**Instructions for the task**:
Go through the lines below and copy each one that holds the string "Advisor".

## BEGIN

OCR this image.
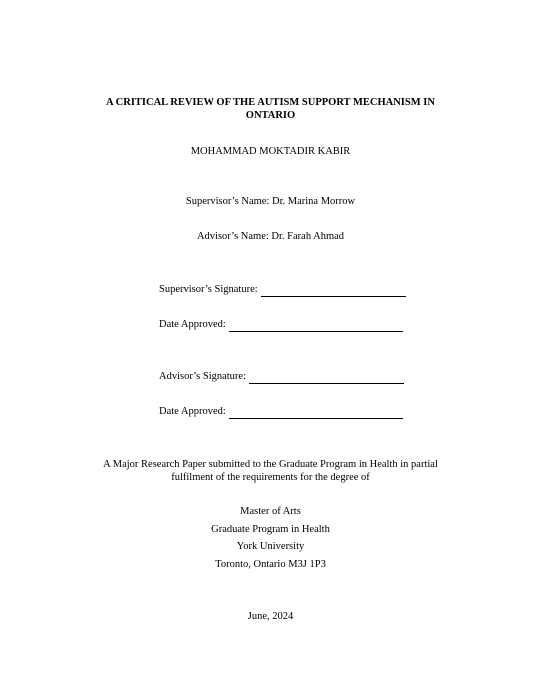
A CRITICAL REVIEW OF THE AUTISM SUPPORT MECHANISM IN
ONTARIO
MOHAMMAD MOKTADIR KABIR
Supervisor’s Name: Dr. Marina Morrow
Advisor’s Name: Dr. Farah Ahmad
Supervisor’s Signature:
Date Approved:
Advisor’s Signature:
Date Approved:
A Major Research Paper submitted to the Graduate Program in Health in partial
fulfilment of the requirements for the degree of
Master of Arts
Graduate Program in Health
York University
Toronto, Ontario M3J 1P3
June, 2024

## END
## BEGIN

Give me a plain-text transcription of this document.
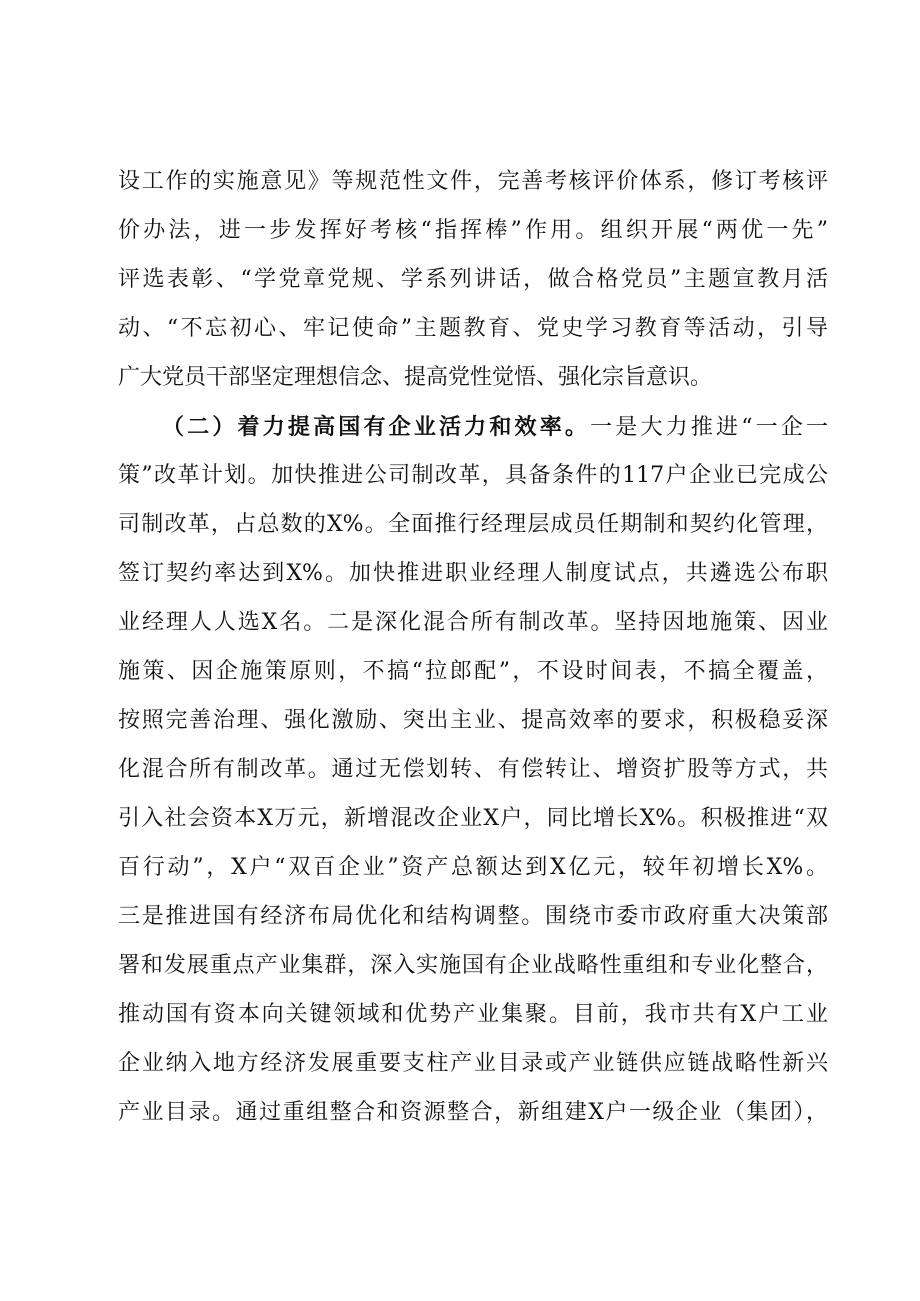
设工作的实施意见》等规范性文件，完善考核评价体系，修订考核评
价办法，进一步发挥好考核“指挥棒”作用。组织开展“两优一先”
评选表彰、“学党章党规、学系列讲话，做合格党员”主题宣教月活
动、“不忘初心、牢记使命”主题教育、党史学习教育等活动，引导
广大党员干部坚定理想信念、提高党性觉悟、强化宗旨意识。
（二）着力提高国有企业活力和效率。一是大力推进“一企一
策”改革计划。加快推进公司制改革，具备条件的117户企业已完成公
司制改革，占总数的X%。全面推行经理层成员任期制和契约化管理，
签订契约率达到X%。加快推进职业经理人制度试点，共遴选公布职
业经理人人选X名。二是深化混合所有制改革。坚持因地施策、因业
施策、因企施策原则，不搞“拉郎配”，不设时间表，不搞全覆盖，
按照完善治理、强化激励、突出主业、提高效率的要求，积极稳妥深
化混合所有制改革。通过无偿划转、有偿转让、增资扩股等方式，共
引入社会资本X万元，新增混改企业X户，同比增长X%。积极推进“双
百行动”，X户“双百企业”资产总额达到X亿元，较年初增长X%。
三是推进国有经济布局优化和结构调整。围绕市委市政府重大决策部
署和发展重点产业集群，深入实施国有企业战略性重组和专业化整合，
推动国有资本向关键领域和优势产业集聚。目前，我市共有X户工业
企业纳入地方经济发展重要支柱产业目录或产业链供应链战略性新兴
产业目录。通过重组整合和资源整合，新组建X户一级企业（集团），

## END

**Task result**:
Advisor’s Name: Dr. Farah Ahmad
Advisor’s Signature:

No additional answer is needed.